##### Information given #####
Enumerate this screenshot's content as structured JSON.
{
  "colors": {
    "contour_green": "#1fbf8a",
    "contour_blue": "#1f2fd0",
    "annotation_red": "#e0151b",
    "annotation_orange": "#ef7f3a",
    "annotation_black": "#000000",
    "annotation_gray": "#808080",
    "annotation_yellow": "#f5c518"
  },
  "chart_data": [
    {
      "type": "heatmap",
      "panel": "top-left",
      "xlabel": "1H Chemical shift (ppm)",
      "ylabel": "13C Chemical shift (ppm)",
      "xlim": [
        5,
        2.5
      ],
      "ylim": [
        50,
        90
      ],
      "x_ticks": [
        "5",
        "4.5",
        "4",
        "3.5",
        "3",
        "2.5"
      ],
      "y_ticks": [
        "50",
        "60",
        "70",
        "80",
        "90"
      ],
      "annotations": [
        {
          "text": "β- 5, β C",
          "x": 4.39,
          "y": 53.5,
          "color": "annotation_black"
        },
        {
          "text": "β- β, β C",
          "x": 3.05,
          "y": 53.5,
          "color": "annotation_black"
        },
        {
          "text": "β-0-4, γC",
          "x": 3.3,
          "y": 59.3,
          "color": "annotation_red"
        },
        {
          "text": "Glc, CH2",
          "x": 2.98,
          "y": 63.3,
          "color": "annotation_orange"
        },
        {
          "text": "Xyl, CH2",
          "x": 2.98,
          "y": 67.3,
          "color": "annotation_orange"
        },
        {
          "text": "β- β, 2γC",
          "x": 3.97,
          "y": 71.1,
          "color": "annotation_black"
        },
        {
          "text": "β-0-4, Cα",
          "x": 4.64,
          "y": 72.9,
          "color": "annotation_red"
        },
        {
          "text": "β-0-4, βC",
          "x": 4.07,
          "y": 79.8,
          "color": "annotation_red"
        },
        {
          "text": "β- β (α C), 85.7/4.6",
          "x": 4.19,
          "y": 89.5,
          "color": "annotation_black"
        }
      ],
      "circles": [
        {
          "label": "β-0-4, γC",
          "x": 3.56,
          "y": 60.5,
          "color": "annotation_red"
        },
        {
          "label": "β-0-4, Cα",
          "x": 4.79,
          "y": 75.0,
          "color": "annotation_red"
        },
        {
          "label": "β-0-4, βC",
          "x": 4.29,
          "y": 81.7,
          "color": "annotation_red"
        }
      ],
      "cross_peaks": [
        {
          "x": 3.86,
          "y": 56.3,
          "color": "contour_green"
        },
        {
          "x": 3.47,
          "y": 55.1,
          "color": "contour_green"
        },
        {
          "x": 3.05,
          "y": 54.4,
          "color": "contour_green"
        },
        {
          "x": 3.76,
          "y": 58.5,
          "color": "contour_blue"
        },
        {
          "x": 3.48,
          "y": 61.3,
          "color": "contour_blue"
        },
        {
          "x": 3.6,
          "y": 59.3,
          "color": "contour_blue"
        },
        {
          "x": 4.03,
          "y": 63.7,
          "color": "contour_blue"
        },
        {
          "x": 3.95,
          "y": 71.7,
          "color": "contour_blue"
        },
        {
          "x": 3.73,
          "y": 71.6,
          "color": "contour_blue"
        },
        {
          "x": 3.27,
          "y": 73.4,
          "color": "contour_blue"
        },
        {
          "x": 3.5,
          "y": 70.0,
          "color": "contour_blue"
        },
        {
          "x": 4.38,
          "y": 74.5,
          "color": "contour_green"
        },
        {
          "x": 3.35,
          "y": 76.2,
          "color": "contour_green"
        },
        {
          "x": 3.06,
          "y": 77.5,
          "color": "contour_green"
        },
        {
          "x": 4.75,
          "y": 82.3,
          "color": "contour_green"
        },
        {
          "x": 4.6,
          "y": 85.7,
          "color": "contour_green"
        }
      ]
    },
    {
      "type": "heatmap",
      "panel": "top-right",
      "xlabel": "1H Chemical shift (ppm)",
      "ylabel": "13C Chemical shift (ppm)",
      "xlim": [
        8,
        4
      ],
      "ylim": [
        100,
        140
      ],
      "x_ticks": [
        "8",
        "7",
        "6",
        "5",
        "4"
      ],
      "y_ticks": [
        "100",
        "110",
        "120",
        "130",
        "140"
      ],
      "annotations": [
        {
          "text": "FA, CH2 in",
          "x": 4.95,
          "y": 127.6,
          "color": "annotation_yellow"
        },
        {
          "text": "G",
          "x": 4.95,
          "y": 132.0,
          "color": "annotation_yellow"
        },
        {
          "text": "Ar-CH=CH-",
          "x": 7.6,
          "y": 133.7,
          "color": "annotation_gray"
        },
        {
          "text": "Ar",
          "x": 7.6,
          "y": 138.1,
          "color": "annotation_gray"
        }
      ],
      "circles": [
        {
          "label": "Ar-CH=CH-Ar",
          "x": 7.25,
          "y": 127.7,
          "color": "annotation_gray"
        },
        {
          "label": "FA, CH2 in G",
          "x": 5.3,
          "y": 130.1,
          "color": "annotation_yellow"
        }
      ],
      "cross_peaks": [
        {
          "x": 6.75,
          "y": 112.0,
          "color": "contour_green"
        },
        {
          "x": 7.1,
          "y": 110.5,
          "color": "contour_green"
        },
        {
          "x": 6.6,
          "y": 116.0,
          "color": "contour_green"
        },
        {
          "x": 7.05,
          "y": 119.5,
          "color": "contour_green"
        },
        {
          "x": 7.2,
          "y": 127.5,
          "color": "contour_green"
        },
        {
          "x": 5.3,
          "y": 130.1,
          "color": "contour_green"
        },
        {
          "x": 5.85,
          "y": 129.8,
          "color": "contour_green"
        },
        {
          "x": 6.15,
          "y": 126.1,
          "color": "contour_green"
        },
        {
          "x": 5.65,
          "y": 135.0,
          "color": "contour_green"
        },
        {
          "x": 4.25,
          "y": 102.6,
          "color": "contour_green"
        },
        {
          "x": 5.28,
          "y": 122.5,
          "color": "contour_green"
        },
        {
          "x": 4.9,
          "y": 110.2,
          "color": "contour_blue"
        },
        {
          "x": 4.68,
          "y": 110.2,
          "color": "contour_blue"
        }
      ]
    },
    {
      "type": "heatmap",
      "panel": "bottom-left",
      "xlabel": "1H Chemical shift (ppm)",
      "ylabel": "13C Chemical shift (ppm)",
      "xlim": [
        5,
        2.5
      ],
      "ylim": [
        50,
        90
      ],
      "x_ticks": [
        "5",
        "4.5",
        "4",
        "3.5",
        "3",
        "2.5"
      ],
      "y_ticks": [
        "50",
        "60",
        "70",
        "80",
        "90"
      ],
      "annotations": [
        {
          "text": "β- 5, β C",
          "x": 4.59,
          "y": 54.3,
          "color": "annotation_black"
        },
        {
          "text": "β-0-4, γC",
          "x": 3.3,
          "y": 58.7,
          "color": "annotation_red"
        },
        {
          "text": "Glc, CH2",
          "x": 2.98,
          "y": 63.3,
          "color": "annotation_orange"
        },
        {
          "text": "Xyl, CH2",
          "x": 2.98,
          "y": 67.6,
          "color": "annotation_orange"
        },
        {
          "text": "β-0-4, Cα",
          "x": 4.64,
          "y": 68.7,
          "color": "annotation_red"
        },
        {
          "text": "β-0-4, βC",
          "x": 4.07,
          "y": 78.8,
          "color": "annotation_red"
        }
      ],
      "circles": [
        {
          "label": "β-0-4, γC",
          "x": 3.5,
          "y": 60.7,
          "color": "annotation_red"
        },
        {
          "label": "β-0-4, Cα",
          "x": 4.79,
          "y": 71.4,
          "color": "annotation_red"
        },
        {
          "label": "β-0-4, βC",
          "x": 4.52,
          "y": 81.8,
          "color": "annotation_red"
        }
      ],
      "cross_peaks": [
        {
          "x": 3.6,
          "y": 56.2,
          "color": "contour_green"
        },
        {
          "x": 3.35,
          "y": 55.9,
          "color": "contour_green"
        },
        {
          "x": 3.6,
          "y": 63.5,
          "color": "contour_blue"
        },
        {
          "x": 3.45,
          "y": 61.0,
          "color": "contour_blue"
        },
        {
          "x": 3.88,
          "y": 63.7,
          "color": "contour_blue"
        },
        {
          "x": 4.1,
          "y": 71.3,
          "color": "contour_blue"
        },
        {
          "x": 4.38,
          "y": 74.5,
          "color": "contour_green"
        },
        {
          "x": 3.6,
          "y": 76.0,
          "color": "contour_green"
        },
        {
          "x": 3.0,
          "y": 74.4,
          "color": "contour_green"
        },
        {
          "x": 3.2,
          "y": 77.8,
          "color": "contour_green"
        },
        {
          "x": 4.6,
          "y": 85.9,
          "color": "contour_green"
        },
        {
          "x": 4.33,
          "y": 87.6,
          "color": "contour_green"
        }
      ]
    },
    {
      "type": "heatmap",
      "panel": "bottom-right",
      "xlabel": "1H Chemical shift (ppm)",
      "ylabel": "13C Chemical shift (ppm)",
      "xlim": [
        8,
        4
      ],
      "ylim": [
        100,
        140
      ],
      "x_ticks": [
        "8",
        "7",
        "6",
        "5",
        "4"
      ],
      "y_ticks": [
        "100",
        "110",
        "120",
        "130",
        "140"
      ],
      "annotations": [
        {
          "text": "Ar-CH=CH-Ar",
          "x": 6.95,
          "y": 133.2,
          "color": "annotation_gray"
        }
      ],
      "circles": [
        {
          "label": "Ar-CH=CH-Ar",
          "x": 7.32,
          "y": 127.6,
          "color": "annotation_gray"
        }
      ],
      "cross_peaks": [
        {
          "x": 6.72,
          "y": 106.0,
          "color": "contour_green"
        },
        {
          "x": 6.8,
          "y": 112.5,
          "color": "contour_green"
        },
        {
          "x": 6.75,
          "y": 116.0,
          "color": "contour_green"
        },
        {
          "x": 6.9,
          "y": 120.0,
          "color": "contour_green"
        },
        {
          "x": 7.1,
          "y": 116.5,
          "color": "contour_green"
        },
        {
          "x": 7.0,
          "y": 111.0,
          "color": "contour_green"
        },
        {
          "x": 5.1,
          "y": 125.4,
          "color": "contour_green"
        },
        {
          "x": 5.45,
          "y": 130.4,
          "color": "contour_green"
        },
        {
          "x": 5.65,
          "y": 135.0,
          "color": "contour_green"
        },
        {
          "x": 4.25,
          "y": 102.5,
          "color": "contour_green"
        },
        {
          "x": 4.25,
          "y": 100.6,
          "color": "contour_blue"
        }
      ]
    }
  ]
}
#####
* [Your task]:
Where a line contains the string "panel", extract that line.

* [Output below]:
      "panel": "top-left",
      "panel": "top-right",
      "panel": "bottom-left",
      "panel": "bottom-right",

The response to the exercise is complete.